— START —
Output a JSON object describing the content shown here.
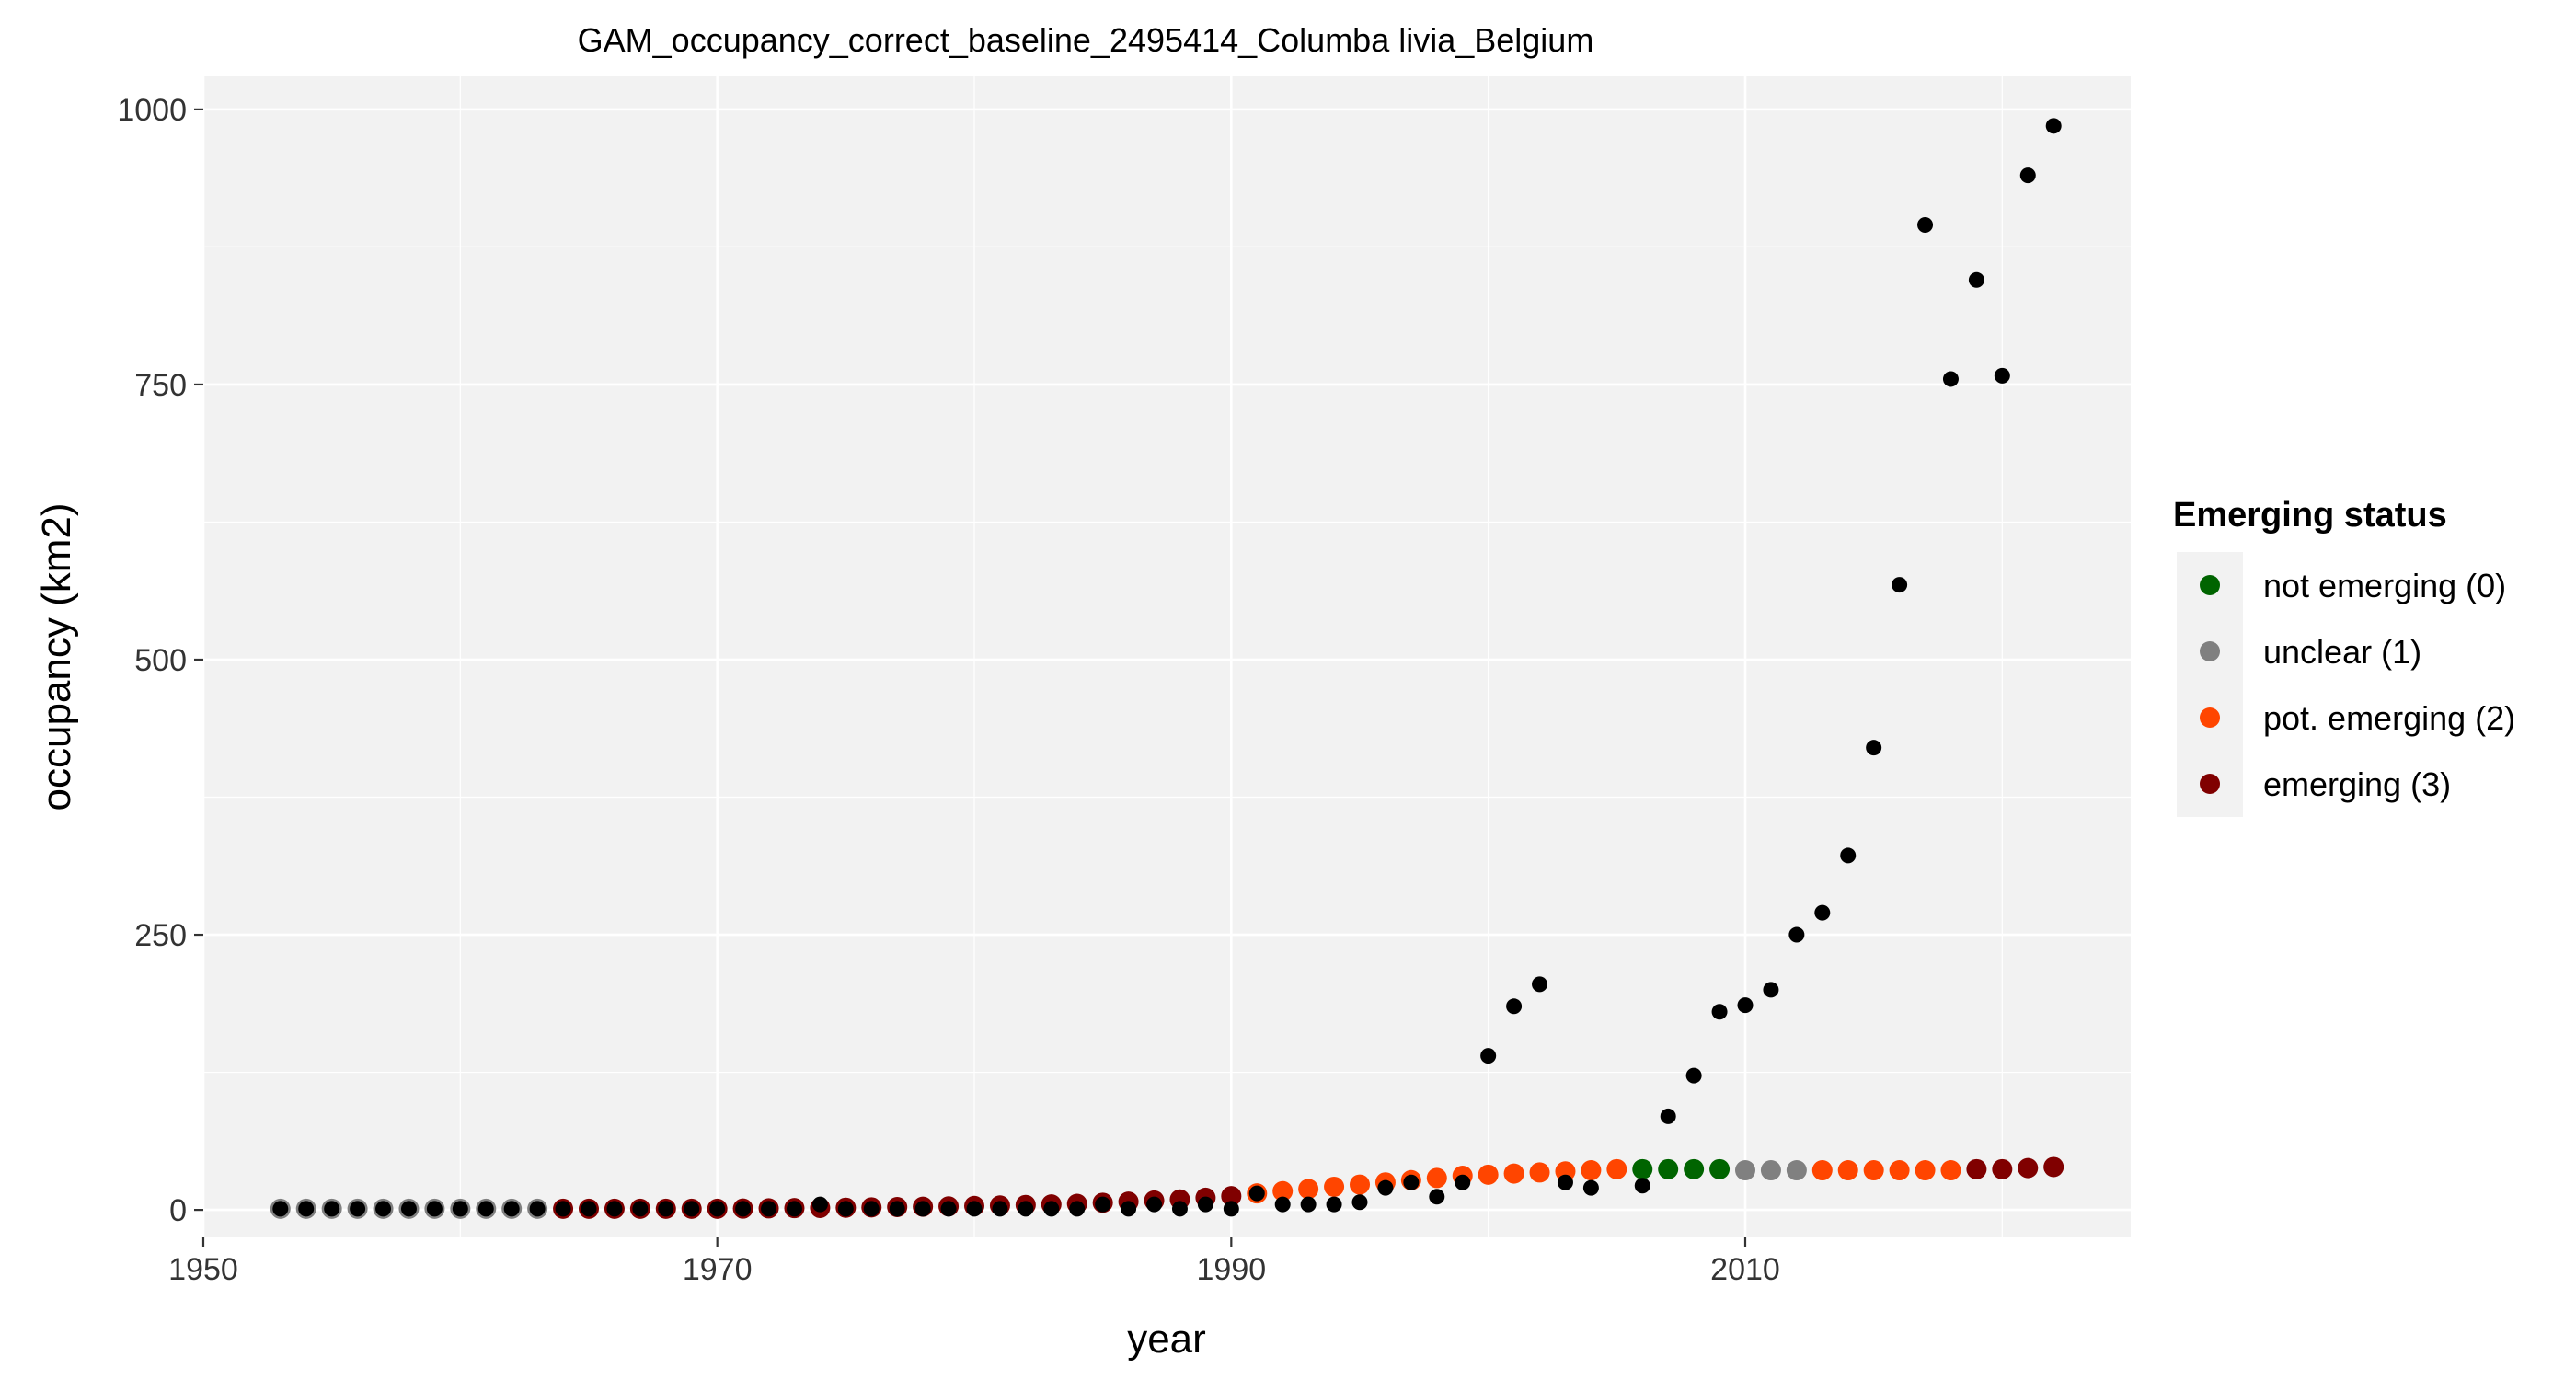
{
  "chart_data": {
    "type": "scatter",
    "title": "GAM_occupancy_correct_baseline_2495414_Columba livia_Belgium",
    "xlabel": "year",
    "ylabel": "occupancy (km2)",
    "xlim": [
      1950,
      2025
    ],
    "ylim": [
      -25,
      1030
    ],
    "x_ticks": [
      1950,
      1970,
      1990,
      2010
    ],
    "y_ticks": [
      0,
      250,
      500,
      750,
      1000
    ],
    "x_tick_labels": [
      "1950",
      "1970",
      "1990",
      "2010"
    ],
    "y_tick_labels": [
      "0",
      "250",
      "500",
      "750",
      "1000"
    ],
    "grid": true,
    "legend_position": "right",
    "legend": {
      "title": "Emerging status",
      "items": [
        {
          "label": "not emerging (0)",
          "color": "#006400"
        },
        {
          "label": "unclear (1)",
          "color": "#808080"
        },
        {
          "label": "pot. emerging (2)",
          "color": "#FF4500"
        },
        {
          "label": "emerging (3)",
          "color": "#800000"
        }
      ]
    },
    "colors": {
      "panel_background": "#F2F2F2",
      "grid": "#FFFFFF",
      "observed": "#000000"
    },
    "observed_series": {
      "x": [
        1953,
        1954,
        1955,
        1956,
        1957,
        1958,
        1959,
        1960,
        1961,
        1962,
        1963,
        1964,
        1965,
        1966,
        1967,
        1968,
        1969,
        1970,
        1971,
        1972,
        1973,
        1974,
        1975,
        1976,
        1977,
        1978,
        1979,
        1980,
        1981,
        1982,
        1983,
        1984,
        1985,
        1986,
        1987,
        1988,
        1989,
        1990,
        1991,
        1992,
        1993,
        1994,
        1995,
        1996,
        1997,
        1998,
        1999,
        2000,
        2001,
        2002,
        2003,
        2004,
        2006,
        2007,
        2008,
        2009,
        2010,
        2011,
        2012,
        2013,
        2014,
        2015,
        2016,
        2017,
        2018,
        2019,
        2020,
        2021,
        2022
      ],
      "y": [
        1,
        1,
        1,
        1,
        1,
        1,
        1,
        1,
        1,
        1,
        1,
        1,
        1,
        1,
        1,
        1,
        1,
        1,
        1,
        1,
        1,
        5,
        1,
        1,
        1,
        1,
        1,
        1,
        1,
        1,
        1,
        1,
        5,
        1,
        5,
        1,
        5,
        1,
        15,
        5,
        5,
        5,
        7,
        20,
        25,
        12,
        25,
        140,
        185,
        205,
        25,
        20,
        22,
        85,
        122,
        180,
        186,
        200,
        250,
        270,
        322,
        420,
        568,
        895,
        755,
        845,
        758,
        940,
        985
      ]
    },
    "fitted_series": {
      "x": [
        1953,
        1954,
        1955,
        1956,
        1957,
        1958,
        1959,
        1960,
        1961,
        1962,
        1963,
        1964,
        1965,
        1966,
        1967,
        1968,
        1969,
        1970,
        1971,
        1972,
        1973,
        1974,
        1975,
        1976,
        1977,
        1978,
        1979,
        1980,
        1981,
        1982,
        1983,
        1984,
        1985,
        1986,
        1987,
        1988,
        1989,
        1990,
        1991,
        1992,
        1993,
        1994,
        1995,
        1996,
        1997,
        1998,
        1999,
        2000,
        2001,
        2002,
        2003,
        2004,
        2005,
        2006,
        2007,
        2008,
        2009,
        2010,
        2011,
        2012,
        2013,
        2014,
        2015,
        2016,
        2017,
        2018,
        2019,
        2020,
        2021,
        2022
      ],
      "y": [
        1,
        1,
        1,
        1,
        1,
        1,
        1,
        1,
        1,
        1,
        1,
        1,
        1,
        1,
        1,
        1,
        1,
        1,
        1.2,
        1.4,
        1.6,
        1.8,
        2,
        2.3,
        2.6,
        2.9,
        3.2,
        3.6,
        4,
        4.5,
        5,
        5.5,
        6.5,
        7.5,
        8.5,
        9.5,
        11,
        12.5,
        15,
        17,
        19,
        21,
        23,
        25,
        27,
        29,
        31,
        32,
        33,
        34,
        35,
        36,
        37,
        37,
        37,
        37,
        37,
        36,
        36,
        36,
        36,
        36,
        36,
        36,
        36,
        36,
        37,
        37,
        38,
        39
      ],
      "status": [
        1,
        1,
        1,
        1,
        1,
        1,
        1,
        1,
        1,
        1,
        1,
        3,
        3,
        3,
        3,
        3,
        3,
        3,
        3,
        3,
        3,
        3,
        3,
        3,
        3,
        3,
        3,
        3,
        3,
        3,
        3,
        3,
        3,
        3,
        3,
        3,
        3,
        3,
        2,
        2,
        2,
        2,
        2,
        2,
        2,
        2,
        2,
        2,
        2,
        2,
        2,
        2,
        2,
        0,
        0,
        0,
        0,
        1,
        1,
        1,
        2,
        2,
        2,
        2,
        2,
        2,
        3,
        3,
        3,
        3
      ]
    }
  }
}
— END —
— START —
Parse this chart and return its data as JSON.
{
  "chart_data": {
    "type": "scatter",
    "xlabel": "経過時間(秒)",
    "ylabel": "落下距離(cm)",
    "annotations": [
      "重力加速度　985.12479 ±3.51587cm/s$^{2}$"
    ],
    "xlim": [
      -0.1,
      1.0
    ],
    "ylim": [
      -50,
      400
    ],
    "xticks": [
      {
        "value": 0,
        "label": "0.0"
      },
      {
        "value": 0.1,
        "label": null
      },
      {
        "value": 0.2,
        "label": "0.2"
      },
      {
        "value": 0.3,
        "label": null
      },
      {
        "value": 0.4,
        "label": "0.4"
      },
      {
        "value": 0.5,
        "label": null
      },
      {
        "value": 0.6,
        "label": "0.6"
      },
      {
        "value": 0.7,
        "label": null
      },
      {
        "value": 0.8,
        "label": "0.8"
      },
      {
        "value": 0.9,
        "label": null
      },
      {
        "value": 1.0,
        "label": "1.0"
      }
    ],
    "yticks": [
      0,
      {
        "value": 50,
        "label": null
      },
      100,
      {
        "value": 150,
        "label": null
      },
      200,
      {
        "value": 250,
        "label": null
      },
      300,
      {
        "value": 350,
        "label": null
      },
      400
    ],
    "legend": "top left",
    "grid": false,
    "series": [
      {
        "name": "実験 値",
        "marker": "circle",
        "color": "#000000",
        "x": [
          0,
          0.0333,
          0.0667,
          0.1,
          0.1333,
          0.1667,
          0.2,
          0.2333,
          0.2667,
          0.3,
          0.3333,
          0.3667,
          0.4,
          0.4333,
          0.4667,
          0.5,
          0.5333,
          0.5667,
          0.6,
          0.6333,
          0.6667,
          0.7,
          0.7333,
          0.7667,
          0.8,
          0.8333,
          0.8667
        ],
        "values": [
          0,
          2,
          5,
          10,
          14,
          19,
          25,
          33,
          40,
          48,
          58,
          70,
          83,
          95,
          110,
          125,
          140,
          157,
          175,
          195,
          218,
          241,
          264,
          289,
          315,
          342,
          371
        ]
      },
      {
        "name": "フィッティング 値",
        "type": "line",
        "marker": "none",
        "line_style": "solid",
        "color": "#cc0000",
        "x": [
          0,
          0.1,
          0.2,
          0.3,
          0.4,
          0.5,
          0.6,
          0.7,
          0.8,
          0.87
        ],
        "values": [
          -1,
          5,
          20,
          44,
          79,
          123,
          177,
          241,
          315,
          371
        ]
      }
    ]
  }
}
— END —
— START —
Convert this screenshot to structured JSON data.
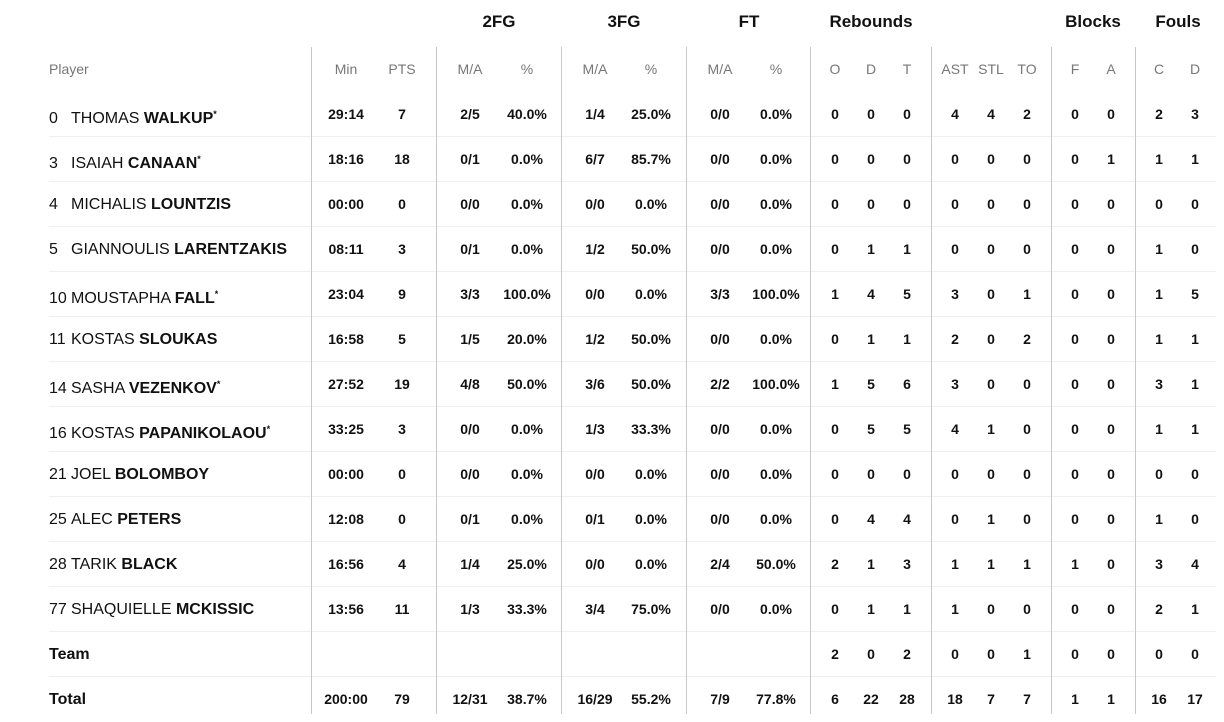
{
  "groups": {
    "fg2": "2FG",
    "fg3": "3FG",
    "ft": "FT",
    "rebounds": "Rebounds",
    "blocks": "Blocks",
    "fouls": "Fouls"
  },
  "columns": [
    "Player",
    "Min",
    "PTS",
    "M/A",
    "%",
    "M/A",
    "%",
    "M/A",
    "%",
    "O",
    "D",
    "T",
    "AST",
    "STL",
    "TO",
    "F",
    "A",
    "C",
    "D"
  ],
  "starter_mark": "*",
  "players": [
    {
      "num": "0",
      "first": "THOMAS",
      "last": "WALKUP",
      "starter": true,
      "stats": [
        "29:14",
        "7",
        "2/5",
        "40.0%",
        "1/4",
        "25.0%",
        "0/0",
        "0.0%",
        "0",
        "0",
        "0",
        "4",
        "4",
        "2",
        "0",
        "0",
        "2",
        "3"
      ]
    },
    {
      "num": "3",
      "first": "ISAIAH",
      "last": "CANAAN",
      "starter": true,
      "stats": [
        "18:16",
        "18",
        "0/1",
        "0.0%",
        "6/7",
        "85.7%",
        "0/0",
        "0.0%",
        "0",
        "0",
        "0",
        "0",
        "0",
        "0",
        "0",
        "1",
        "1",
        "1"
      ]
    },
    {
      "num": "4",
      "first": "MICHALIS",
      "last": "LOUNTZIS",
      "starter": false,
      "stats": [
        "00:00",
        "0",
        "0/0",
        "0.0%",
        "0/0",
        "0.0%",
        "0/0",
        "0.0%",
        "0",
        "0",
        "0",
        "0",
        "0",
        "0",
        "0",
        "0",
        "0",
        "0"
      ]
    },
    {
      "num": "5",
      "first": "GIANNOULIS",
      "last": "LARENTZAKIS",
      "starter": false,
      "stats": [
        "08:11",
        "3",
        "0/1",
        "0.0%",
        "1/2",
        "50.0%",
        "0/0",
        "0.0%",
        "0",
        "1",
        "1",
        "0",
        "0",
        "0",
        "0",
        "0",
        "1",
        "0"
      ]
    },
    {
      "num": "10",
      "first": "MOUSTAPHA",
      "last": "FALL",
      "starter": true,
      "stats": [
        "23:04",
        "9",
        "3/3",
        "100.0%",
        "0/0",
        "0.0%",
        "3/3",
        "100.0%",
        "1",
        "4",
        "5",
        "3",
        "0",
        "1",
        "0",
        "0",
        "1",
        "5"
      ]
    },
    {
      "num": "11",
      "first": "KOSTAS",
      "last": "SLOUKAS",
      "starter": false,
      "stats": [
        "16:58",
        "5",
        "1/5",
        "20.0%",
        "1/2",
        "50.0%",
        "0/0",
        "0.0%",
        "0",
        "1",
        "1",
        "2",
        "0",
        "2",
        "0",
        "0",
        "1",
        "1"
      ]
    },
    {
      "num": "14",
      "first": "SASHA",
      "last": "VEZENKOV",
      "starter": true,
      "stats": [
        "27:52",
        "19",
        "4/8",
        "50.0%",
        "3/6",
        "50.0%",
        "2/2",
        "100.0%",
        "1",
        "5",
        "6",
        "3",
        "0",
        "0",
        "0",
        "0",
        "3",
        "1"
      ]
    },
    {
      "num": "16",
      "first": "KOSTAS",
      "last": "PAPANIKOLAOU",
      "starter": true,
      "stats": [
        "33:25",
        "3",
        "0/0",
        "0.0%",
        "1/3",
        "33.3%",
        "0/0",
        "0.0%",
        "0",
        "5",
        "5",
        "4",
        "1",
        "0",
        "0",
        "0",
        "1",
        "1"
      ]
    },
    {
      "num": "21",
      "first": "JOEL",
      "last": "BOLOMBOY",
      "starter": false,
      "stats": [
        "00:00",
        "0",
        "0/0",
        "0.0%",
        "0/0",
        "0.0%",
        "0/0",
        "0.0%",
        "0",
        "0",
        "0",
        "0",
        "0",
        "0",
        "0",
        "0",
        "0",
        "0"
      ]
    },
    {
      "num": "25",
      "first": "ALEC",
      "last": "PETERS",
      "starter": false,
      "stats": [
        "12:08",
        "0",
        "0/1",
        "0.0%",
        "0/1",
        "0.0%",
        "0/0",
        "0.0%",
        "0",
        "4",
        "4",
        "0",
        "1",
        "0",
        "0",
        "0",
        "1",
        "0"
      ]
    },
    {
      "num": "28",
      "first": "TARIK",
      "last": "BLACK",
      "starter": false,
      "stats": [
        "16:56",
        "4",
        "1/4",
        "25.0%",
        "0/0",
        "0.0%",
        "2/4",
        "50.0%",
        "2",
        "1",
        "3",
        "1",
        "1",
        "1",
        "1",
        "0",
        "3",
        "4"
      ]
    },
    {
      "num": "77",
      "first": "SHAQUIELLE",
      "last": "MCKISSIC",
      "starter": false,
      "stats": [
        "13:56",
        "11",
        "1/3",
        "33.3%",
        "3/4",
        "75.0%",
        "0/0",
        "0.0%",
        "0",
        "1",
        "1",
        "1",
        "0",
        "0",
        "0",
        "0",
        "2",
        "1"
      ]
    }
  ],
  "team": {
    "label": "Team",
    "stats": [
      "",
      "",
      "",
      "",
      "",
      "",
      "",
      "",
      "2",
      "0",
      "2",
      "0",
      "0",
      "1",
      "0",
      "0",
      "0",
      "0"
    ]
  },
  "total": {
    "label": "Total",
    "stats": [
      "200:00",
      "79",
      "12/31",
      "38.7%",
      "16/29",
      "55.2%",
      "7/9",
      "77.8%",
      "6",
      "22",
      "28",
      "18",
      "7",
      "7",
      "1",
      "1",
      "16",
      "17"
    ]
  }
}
— END —
YOUR OBJECTIVE
Tally how many lines of the records hold the word "JSON". Answer with the number only.

TASK RESPONSE
3